_REQUIRED WORK_
In the notes on AI and code review, substitute "wrench" for "hammer" and give again the part that opens with the words containing "Be intentional about" and closes with "and system invariants.".

_SELECTED EXTRACT_
Be intentional about how AI changes your codebase
AI, responsibility, and code review
- Many argue AI isn’t “making codebases worse”; developers are, by using it without intention or proper review.
- Strong consensus: if you submit AI-written code, you are fully responsible for it. You should be able to answer any question about the patch.
- Some compare AI misuse to misusing tools (e.g., a hammer) – the fault is in process, not the tool.
Velocity, slop, and subtle erosion
- A major concern is AI’s ability to change code faster than teams can absorb or understand it.
- The danger is less obvious bugs and more gradual erosion of consistency, semantics, and system invariants.
- AI is good at turning clean “semantic”/pure functions into “pragmatic” ones with side effects, while tests still pass.
Testing, code quality, and linters
- Several posters say testing alone isn’t enough: AI will optimize for passing tests even if it harms design.
- There’s debate over whether “code quality” can be fully codified. Some see it as mostly subjective taste; others emphasize what can be enforced: formatting, complexity, patterns.
- Linters, formatters, and custom project-level rules are seen as key guardrails, especially against AI-generated slop and “optional everything” APIs.

_LISTED ENTRIES_
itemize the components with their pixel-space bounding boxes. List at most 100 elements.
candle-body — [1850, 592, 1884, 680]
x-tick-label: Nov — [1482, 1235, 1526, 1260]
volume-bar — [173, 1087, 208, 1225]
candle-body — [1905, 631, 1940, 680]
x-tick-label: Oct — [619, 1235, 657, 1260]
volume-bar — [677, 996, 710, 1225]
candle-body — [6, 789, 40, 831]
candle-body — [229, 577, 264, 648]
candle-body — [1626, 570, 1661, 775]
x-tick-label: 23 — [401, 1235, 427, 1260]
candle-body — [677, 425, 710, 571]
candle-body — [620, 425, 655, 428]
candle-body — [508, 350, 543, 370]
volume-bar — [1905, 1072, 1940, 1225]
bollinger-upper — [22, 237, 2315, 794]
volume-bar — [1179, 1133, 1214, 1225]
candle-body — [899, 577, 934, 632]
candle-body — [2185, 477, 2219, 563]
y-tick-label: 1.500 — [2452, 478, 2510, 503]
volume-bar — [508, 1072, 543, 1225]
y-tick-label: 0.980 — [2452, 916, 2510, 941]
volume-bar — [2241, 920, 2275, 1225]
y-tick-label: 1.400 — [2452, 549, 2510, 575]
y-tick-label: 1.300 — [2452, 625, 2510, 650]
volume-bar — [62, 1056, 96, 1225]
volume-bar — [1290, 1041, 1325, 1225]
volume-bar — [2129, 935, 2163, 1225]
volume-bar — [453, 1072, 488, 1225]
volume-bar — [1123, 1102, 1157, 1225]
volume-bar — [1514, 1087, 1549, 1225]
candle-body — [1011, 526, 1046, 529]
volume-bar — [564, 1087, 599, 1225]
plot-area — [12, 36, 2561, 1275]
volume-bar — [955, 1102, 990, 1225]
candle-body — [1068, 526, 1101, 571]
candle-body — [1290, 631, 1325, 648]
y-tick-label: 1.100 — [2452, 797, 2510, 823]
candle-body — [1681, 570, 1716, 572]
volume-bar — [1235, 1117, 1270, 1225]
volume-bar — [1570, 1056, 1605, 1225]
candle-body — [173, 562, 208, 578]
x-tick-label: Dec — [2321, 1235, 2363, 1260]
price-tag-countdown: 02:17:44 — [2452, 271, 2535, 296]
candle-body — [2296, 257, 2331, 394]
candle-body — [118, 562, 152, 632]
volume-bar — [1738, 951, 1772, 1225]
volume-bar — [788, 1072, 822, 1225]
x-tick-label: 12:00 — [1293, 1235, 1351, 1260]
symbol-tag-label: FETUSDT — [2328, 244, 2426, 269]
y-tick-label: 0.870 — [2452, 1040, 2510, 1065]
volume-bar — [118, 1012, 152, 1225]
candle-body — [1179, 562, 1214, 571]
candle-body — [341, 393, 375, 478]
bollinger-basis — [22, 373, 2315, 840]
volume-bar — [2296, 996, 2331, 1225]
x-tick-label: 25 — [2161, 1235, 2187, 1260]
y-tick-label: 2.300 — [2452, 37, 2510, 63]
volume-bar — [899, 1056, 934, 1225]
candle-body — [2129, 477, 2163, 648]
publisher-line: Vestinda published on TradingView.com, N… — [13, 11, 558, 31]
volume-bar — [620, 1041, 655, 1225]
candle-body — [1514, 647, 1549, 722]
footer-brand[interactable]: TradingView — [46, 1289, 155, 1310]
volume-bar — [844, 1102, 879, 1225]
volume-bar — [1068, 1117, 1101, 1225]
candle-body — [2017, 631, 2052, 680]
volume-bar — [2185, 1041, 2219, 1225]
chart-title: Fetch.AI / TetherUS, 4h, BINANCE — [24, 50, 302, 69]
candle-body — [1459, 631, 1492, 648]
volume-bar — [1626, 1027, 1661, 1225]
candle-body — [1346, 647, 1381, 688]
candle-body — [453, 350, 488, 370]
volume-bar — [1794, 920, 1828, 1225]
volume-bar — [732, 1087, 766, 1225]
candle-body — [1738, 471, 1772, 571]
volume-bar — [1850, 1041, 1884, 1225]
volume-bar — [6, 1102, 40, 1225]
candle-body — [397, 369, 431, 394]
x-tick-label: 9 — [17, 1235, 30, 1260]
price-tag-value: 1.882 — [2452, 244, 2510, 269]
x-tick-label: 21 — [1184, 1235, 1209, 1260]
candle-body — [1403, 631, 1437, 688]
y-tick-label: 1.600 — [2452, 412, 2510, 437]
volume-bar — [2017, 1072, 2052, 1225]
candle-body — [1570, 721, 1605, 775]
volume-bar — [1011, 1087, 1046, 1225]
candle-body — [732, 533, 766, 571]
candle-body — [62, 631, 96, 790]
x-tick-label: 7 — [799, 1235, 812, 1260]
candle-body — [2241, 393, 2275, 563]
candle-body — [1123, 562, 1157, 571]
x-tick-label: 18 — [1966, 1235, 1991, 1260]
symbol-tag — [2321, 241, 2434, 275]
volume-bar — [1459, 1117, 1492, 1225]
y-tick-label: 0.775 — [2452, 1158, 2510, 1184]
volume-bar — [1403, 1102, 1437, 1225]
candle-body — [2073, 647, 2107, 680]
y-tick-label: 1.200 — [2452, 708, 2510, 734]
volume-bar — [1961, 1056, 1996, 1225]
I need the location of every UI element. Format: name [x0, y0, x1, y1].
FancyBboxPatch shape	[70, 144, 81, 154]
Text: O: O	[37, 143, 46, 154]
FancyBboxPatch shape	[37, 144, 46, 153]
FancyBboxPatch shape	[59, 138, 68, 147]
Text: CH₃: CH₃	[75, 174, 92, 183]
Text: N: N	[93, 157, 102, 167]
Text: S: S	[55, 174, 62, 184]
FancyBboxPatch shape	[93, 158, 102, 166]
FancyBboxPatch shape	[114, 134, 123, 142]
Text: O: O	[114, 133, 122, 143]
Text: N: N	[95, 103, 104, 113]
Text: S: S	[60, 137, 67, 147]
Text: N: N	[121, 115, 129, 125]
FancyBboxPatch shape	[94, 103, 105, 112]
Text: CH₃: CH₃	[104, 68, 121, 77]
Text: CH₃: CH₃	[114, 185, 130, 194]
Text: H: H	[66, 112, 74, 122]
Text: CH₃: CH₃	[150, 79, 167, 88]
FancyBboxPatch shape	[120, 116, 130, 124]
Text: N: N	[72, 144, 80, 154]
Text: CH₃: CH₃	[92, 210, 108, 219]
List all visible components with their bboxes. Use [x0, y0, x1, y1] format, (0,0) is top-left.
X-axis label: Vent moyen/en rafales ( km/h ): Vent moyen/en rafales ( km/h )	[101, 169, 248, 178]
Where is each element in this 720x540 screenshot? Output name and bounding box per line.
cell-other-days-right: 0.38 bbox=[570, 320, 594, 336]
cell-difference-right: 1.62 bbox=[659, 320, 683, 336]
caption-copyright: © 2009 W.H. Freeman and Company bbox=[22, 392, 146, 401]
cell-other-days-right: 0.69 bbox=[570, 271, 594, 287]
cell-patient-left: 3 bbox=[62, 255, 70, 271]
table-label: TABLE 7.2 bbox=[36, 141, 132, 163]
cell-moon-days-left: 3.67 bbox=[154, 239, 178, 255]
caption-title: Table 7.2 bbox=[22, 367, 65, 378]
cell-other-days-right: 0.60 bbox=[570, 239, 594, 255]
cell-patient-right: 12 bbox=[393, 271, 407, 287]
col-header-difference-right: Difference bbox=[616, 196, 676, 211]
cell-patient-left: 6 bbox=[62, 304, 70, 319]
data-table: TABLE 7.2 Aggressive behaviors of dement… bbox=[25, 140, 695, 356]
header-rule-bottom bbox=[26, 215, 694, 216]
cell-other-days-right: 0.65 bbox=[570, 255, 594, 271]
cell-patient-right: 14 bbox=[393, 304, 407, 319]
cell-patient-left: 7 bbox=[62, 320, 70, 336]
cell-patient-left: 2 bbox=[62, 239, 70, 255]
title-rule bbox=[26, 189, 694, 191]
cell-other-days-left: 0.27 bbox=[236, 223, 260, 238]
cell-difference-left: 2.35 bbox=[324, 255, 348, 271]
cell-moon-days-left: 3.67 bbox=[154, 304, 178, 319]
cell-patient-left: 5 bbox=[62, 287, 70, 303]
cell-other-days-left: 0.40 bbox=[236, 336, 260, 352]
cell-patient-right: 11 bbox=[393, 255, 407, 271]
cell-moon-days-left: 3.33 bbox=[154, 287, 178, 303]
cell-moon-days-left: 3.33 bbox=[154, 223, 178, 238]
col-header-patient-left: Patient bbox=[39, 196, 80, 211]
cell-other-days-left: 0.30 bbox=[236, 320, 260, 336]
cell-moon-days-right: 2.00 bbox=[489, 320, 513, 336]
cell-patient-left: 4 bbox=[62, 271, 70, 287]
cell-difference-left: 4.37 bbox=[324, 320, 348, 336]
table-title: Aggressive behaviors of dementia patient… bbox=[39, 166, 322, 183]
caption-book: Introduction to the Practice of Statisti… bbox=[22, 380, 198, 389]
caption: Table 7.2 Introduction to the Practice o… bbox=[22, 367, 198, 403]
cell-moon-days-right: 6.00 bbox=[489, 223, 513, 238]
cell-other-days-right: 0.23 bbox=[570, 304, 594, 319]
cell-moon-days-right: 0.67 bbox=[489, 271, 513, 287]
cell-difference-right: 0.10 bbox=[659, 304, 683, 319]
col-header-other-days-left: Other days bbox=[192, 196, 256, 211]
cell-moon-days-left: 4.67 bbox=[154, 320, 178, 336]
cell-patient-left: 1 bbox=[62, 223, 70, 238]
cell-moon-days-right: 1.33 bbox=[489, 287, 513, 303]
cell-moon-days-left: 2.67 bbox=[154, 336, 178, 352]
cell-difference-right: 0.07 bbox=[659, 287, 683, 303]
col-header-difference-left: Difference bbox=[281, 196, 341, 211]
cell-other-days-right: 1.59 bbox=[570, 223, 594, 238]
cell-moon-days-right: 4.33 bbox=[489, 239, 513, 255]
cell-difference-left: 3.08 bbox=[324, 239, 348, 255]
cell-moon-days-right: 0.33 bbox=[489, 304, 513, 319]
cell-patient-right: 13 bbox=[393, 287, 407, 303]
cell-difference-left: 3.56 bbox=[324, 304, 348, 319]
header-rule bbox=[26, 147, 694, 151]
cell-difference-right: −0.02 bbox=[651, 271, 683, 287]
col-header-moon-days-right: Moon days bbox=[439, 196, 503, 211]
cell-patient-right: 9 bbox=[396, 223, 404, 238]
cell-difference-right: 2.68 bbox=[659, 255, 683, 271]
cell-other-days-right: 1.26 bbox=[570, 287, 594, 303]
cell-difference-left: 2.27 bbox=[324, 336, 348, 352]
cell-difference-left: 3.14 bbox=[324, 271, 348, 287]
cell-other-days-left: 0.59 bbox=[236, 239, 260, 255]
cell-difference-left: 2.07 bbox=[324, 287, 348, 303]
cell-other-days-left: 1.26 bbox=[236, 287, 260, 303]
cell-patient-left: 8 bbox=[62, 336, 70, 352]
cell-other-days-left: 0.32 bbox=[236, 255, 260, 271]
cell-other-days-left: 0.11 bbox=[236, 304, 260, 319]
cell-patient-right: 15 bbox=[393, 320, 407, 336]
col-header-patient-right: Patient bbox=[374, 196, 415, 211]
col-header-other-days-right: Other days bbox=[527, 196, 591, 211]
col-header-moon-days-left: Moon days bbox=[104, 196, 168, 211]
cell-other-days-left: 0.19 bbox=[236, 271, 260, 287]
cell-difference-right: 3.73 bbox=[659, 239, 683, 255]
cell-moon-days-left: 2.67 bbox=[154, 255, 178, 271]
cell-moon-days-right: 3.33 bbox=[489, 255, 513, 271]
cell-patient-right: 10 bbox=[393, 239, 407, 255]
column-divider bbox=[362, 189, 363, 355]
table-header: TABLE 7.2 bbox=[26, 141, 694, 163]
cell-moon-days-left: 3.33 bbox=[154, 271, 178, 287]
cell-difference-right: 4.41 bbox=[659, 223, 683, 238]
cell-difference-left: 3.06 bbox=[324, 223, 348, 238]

_RESPONSE BOX_
Be intentional about how AI changes your codebase
AI, responsibility, and code review
- Many argue AI isn’t “making codebases worse”; developers are, by using it without intention or proper review.
- Strong consensus: if you submit AI-written code, you are fully responsible for it. You should be able to answer any question about the patch.
- Some compare AI misuse to misusing tools (e.g., a wrench) – the fault is in process, not the tool.
Velocity, slop, and subtle erosion
- A major concern is AI’s ability to change code faster than teams can absorb or understand it.
- The danger is less obvious bugs and more gradual erosion of consistency, semantics, and system invariants.